### Written request
Recast the items, from the very first line through the line containing "y-tick-label: 5 <box>102 567 123 609</box>" (both included), as a JSON list of strings with one string per line and blank lines left out.

Bounding box entries
-- BEGIN --
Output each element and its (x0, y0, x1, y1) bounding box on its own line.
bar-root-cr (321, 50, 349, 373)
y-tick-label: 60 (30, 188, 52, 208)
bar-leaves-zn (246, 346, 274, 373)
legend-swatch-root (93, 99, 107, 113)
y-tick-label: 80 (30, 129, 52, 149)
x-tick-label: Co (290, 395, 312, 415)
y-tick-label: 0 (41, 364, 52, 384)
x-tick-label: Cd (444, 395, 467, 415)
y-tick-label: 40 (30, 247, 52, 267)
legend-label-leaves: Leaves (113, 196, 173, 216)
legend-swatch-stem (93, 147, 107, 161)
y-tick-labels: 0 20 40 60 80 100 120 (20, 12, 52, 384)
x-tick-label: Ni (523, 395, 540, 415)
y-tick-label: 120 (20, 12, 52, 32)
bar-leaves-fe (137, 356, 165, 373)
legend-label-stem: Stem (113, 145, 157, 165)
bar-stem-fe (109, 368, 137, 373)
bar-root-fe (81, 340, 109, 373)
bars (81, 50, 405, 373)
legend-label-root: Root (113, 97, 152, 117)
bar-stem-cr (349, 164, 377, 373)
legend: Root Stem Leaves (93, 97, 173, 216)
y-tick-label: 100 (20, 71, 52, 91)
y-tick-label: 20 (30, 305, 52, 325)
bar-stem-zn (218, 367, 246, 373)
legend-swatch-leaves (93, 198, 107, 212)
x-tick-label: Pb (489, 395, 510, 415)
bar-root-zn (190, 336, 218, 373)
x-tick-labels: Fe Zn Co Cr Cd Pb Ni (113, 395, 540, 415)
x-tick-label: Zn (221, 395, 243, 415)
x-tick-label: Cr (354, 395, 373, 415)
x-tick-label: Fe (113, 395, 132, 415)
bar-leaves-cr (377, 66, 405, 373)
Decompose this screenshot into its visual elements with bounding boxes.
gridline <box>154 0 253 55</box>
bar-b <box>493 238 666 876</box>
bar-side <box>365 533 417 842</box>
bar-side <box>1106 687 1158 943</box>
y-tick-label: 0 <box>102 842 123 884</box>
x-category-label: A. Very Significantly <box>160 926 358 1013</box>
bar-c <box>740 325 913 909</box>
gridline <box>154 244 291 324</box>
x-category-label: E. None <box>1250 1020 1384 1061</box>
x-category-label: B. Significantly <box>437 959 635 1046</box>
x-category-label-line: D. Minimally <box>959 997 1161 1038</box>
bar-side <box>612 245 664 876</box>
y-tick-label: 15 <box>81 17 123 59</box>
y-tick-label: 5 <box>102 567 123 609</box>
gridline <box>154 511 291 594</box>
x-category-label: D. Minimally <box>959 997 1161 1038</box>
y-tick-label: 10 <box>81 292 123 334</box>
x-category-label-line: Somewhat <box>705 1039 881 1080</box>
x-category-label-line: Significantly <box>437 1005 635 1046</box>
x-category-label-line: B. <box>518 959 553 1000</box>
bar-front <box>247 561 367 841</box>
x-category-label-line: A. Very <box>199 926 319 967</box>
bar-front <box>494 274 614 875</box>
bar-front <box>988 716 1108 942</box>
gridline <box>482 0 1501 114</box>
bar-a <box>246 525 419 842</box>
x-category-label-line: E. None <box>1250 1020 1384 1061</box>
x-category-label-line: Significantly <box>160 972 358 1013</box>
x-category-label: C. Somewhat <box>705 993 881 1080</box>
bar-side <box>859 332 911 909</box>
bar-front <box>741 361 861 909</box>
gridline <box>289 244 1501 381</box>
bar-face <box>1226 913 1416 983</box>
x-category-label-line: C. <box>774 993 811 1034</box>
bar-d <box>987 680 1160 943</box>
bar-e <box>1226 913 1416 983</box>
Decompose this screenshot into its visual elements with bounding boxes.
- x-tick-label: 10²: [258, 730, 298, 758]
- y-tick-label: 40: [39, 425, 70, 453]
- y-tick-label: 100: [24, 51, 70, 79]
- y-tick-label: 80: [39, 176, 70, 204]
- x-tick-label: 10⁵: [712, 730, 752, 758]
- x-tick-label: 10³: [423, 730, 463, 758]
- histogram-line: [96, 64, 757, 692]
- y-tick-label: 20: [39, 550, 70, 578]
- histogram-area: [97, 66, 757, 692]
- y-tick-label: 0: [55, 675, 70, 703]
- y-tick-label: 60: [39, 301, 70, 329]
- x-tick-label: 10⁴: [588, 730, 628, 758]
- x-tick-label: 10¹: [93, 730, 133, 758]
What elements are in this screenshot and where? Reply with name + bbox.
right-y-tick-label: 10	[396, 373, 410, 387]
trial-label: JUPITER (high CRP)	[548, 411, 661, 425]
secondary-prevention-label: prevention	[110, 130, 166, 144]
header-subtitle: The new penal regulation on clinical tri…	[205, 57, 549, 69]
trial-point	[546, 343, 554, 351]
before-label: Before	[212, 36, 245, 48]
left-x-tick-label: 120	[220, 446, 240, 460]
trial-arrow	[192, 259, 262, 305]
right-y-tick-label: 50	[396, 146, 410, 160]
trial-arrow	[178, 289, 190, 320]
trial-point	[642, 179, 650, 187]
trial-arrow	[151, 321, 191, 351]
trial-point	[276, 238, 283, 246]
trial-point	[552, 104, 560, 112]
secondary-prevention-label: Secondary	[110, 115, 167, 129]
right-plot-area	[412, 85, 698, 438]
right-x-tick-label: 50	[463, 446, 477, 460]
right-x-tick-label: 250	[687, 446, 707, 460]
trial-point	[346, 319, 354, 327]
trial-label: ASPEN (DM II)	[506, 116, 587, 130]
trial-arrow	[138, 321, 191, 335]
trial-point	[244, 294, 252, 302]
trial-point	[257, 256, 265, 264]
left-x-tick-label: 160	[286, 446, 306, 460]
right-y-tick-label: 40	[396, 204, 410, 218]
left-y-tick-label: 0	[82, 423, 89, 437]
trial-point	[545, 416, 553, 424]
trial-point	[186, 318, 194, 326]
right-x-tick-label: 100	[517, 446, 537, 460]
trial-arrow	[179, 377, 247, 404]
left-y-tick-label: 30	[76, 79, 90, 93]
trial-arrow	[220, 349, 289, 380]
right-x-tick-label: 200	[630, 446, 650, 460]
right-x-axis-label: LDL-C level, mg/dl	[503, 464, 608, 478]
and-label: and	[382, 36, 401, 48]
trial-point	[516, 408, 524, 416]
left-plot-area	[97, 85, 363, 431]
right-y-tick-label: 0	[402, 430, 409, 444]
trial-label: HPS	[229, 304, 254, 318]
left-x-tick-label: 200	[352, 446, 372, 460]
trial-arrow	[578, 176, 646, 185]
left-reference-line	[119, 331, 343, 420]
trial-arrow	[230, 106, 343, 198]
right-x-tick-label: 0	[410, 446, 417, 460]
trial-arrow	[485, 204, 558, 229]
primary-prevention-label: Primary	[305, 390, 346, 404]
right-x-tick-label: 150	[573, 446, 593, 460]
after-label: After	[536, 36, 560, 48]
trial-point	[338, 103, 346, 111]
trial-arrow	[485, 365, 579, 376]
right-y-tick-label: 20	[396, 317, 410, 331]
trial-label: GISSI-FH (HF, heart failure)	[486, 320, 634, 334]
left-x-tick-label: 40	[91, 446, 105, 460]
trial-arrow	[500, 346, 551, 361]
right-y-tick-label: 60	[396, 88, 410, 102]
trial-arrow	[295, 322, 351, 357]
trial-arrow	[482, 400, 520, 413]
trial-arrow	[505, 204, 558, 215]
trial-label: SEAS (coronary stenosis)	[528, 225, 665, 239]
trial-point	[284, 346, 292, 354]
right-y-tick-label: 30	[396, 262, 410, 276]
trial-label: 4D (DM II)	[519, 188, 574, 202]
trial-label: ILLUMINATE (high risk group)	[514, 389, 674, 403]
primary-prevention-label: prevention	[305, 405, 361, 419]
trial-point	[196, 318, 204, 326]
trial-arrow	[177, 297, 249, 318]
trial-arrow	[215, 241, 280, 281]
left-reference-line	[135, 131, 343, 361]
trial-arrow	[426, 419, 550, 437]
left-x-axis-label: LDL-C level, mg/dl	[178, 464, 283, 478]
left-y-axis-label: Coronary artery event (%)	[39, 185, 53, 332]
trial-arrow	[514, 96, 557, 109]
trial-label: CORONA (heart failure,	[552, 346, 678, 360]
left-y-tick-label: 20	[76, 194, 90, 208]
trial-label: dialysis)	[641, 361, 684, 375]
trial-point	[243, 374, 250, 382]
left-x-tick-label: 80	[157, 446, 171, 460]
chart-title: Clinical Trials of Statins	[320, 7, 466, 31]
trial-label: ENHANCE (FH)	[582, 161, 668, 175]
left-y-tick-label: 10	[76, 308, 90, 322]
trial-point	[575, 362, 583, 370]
-- END --
### Written response
[
  "Output each element and its (x0, y0, x1, y1) bounding box on its own line.",
  "bar-root-cr (321, 50, 349, 373)",
  "y-tick-label: 60 (30, 188, 52, 208)",
  "bar-leaves-zn (246, 346, 274, 373)",
  "legend-swatch-root (93, 99, 107, 113)",
  "y-tick-label: 80 (30, 129, 52, 149)",
  "x-tick-label: Co (290, 395, 312, 415)",
  "y-tick-label: 0 (41, 364, 52, 384)",
  "x-tick-label: Cd (444, 395, 467, 415)",
  "y-tick-label: 40 (30, 247, 52, 267)",
  "legend-label-leaves: Leaves (113, 196, 173, 216)",
  "legend-swatch-stem (93, 147, 107, 161)",
  "y-tick-labels: 0 20 40 60 80 100 120 (20, 12, 52, 384)",
  "x-tick-label: Ni (523, 395, 540, 415)",
  "y-tick-label: 120 (20, 12, 52, 32)",
  "bar-leaves-fe (137, 356, 165, 373)",
  "legend-label-stem: Stem (113, 145, 157, 165)",
  "bar-stem-fe (109, 368, 137, 373)",
  "bar-root-fe (81, 340, 109, 373)",
  "bars (81, 50, 405, 373)",
  "legend-label-root: Root (113, 97, 152, 117)",
  "bar-stem-cr (349, 164, 377, 373)",
  "legend: Root Stem Leaves (93, 97, 173, 216)",
  "y-tick-label: 100 (20, 71, 52, 91)",
  "y-tick-label: 20 (30, 305, 52, 325)",
  "bar-stem-zn (218, 367, 246, 373)",
  "legend-swatch-leaves (93, 198, 107, 212)",
  "x-tick-label: Pb (489, 395, 510, 415)",
  "bar-root-zn (190, 336, 218, 373)",
  "x-tick-labels: Fe Zn Co Cr Cd Pb Ni (113, 395, 540, 415)",
  "x-tick-label: Zn (221, 395, 243, 415)",
  "x-tick-label: Cr (354, 395, 373, 415)",
  "x-tick-label: Fe (113, 395, 132, 415)",
  "bar-leaves-cr (377, 66, 405, 373)",
  "Decompose this screenshot into its visual elements with bounding boxes.",
  "gridline <box>154 0 253 55</box>",
  "bar-b <box>493 238 666 876</box>",
  "bar-side <box>365 533 417 842</box>",
  "bar-side <box>1106 687 1158 943</box>",
  "y-tick-label: 0 <box>102 842 123 884</box>",
  "x-category-label: A. Very Significantly <box>160 926 358 1013</box>",
  "bar-c <box>740 325 913 909</box>",
  "gridline <box>154 244 291 324</box>",
  "x-category-label: E. None <box>1250 1020 1384 1061</box>",
  "x-category-label: B. Significantly <box>437 959 635 1046</box>",
  "x-category-label-line: D. Minimally <box>959 997 1161 1038</box>",
  "bar-side <box>612 245 664 876</box>",
  "y-tick-label: 15 <box>81 17 123 59</box>",
  "y-tick-label: 5 <box>102 567 123 609</box>"
]